Task instructions: Determine how many lines in the records hold "mycket", and give that number with nothing added.

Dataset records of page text
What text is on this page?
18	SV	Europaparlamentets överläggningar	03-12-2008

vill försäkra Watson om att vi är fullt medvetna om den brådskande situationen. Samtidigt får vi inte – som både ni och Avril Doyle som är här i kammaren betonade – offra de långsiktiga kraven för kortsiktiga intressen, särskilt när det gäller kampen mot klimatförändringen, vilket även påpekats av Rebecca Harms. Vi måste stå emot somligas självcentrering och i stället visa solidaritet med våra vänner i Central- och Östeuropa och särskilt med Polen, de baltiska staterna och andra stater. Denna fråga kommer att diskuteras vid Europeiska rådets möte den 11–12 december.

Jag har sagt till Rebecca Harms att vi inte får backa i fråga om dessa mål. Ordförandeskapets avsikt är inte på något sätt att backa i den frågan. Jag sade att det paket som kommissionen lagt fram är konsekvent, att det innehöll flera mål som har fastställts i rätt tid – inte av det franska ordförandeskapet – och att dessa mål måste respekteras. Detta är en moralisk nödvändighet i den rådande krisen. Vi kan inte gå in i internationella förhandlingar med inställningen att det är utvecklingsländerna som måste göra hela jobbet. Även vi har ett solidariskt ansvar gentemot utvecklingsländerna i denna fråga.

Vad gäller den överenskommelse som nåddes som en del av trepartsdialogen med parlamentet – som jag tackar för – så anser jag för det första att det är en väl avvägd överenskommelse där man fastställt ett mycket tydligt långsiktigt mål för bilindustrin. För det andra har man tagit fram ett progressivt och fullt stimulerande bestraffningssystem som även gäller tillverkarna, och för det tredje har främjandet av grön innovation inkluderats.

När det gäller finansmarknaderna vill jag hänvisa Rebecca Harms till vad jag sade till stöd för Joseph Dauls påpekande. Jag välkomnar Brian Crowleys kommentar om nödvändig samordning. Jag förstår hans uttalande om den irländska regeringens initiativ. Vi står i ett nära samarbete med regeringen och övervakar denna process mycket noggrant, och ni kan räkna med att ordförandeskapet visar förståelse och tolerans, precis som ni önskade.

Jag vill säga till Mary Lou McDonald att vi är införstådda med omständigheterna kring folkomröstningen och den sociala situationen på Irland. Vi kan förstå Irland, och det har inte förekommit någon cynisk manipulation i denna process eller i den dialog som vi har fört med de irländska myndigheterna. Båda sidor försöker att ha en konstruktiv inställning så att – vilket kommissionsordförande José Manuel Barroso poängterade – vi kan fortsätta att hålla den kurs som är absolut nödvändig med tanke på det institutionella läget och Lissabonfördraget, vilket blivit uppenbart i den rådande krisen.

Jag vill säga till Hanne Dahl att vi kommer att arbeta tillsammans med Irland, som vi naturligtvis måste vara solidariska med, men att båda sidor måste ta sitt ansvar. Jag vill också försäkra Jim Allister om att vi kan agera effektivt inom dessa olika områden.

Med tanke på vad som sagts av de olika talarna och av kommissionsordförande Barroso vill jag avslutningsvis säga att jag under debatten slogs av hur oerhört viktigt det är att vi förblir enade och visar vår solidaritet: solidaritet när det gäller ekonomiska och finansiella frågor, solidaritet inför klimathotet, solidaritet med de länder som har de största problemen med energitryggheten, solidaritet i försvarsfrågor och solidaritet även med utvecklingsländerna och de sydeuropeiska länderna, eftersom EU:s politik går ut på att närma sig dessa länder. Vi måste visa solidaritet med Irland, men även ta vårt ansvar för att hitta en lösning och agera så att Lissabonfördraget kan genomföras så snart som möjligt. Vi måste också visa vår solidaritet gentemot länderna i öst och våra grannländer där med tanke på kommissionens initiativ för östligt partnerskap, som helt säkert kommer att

--

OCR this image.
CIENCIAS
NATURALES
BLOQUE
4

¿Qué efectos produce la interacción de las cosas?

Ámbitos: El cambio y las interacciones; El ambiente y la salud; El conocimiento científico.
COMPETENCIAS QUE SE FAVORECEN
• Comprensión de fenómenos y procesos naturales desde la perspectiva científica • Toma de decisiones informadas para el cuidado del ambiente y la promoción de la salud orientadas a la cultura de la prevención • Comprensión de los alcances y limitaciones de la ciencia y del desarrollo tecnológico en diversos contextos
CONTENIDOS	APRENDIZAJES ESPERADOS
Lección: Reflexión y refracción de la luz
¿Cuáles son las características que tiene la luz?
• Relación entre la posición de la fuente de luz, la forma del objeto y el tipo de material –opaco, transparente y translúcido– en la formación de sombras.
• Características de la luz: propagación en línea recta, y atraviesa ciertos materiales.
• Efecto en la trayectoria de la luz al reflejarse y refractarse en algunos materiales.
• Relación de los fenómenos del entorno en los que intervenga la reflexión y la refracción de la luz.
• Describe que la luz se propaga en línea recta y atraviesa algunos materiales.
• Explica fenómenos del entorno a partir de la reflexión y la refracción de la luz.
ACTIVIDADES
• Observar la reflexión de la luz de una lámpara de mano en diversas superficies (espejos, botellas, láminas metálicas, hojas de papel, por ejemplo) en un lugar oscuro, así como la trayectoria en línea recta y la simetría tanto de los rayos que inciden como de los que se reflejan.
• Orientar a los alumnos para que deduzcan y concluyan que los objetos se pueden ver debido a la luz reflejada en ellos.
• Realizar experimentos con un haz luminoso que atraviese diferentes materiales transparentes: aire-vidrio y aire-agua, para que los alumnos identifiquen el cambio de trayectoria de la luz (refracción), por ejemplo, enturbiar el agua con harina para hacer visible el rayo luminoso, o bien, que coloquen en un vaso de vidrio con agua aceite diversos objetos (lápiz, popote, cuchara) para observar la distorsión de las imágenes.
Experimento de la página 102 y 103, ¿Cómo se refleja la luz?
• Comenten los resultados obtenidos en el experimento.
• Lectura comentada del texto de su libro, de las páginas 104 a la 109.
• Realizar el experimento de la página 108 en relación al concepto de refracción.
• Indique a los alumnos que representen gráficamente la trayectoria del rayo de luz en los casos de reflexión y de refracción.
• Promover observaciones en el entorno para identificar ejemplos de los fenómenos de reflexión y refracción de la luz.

==

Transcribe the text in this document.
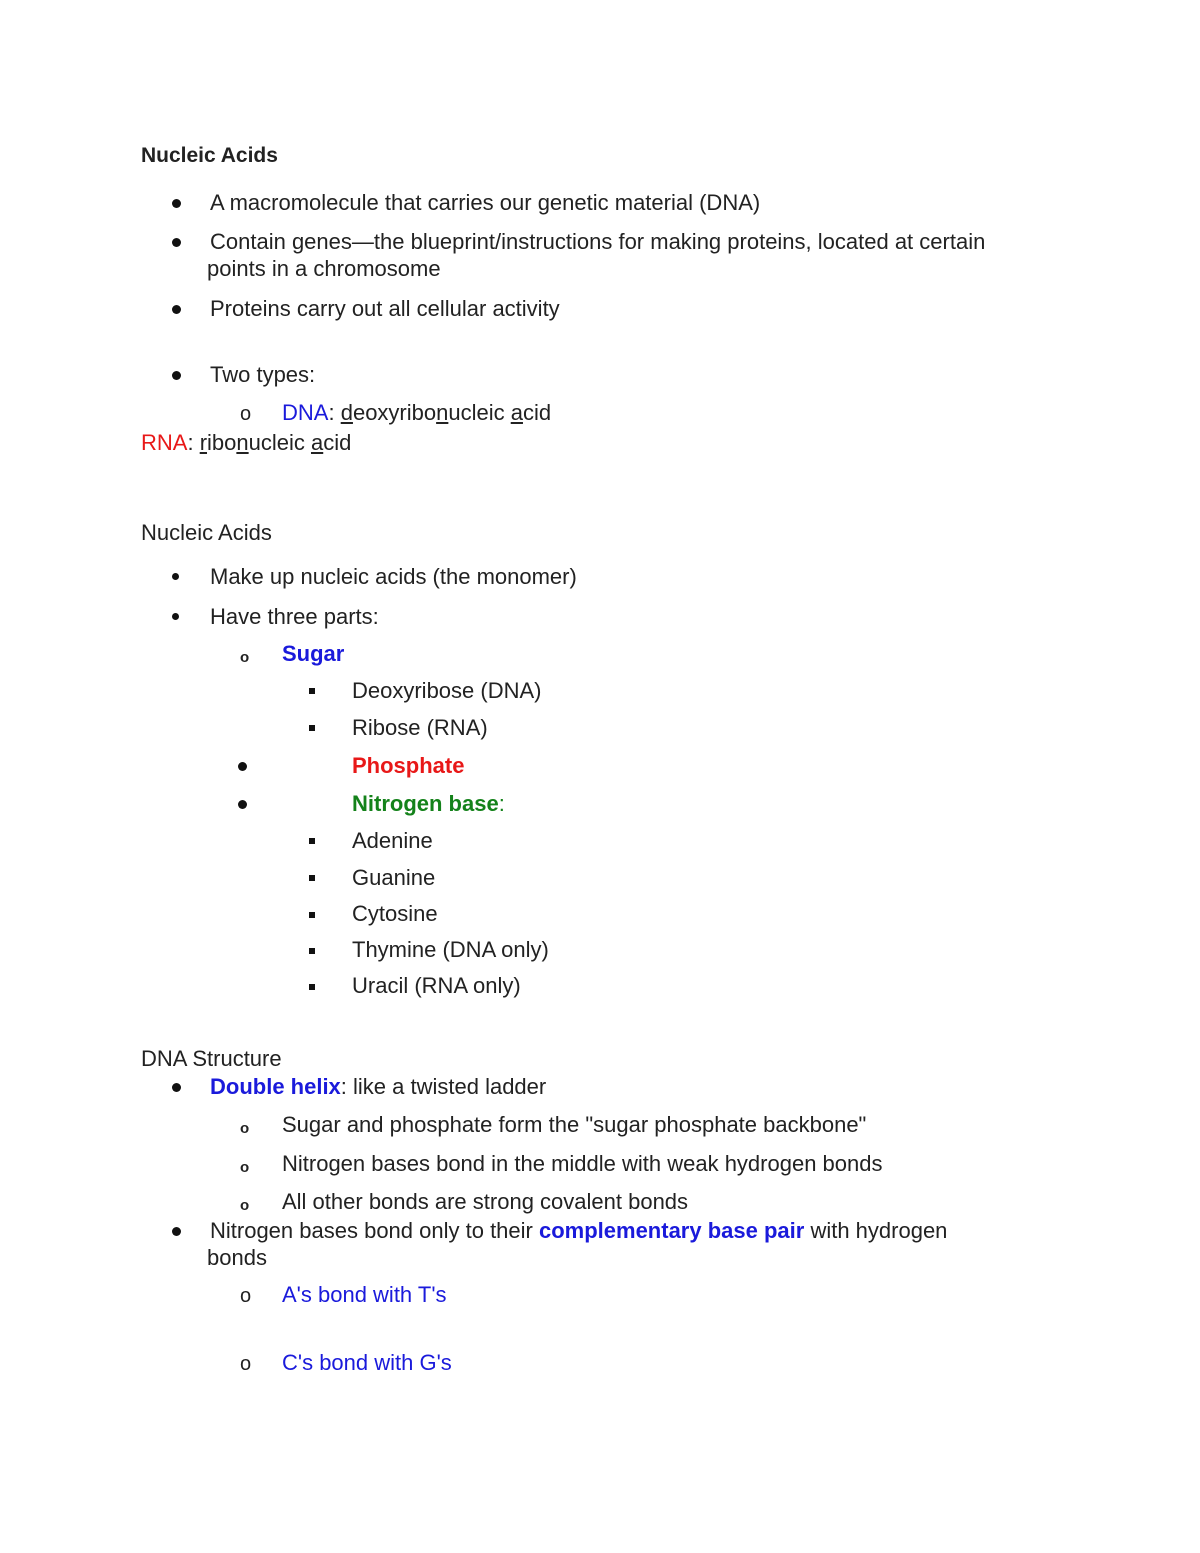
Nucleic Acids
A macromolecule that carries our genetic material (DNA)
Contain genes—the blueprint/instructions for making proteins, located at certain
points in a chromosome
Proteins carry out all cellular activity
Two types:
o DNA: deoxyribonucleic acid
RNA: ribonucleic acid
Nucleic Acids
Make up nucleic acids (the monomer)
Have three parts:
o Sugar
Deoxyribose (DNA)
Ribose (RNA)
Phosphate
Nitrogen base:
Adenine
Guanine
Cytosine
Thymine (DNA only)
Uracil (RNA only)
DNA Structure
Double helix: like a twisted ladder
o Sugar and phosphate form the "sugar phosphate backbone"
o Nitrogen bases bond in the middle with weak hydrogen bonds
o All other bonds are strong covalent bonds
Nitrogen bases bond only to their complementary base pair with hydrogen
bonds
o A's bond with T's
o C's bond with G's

Task solution: 2